**What is being asked**
Extract the complete data exactly as given.

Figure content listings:
——
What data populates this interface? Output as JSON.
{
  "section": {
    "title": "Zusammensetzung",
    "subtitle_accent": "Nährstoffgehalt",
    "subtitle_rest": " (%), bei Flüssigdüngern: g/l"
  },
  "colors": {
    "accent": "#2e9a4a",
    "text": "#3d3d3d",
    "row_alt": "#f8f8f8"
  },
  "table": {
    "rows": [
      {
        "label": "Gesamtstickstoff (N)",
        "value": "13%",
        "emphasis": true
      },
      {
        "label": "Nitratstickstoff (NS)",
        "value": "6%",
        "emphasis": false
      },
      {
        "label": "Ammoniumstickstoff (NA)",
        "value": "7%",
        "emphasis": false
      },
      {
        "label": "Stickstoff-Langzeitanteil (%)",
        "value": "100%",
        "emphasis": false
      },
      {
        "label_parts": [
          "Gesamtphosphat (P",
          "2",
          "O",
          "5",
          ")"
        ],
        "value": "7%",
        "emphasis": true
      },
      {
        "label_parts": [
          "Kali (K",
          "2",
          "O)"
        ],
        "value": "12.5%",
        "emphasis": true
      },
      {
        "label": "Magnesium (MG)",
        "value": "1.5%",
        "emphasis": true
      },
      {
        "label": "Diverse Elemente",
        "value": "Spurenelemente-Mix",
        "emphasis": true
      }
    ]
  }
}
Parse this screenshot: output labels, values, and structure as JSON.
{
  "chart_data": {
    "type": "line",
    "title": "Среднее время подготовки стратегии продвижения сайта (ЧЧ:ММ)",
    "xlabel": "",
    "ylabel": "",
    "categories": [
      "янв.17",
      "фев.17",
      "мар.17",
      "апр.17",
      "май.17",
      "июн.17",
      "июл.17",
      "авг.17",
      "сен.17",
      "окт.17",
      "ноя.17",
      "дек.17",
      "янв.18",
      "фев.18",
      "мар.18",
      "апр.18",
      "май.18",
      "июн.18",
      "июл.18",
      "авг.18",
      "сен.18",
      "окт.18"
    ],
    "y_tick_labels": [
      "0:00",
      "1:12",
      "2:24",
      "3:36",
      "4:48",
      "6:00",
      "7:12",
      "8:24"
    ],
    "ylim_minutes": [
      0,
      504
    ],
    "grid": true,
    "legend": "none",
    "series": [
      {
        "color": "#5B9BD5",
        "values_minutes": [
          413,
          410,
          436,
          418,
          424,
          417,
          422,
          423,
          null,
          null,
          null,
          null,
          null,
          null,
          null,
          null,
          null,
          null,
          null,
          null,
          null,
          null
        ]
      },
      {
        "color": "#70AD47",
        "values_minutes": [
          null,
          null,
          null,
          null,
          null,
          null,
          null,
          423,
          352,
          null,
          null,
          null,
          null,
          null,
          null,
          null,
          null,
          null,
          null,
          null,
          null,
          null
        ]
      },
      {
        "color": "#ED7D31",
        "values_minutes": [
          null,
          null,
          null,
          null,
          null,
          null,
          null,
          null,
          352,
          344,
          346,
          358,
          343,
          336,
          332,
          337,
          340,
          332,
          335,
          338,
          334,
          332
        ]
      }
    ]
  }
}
——
**Written response**
What data populates this interface? Output as JSON.
{
  "section": {
    "title": "Zusammensetzung",
    "subtitle_accent": "Nährstoffgehalt",
    "subtitle_rest": " (%), bei Flüssigdüngern: g/l"
  },
  "colors": {
    "accent": "#2e9a4a",
    "text": "#3d3d3d",
    "row_alt": "#f8f8f8"
  },
  "table": {
    "rows": [
      {
        "label": "Gesamtstickstoff (N)",
        "value": "13%",
        "emphasis": true
      },
      {
        "label": "Nitratstickstoff (NS)",
        "value": "6%",
        "emphasis": false
      },
      {
        "label": "Ammoniumstickstoff (NA)",
        "value": "7%",
        "emphasis": false
      },
      {
        "label": "Stickstoff-Langzeitanteil (%)",
        "value": "100%",
        "emphasis": false
      },
      {
        "label_parts": [
          "Gesamtphosphat (P",
          "2",
          "O",
          "5",
          ")"
        ],
        "value": "7%",
        "emphasis": true
      },
      {
        "label_parts": [
          "Kali (K",
          "2",
          "O)"
        ],
        "value": "12.5%",
        "emphasis": true
      },
      {
        "label": "Magnesium (MG)",
        "value": "1.5%",
        "emphasis": true
      },
      {
        "label": "Diverse Elemente",
        "value": "Spurenelemente-Mix",
        "emphasis": true
      }
    ]
  }
}
Parse this screenshot: output labels, values, and structure as JSON.
{
  "chart_data": {
    "type": "line",
    "title": "Среднее время подготовки стратегии продвижения сайта (ЧЧ:ММ)",
    "xlabel": "",
    "ylabel": "",
    "categories": [
      "янв.17",
      "фев.17",
      "мар.17",
      "апр.17",
      "май.17",
      "июн.17",
      "июл.17",
      "авг.17",
      "сен.17",
      "окт.17",
      "ноя.17",
      "дек.17",
      "янв.18",
      "фев.18",
      "мар.18",
      "апр.18",
      "май.18",
      "июн.18",
      "июл.18",
      "авг.18",
      "сен.18",
      "окт.18"
    ],
    "y_tick_labels": [
      "0:00",
      "1:12",
      "2:24",
      "3:36",
      "4:48",
      "6:00",
      "7:12",
      "8:24"
    ],
    "ylim_minutes": [
      0,
      504
    ],
    "grid": true,
    "legend": "none",
    "series": [
      {
        "color": "#5B9BD5",
        "values_minutes": [
          413,
          410,
          436,
          418,
          424,
          417,
          422,
          423,
          null,
          null,
          null,
          null,
          null,
          null,
          null,
          null,
          null,
          null,
          null,
          null,
          null,
          null
        ]
      },
      {
        "color": "#70AD47",
        "values_minutes": [
          null,
          null,
          null,
          null,
          null,
          null,
          null,
          423,
          352,
          null,
          null,
          null,
          null,
          null,
          null,
          null,
          null,
          null,
          null,
          null,
          null,
          null
        ]
      },
      {
        "color": "#ED7D31",
        "values_minutes": [
          null,
          null,
          null,
          null,
          null,
          null,
          null,
          null,
          352,
          344,
          346,
          358,
          343,
          336,
          332,
          337,
          340,
          332,
          335,
          338,
          334,
          332
        ]
      }
    ]
  }
}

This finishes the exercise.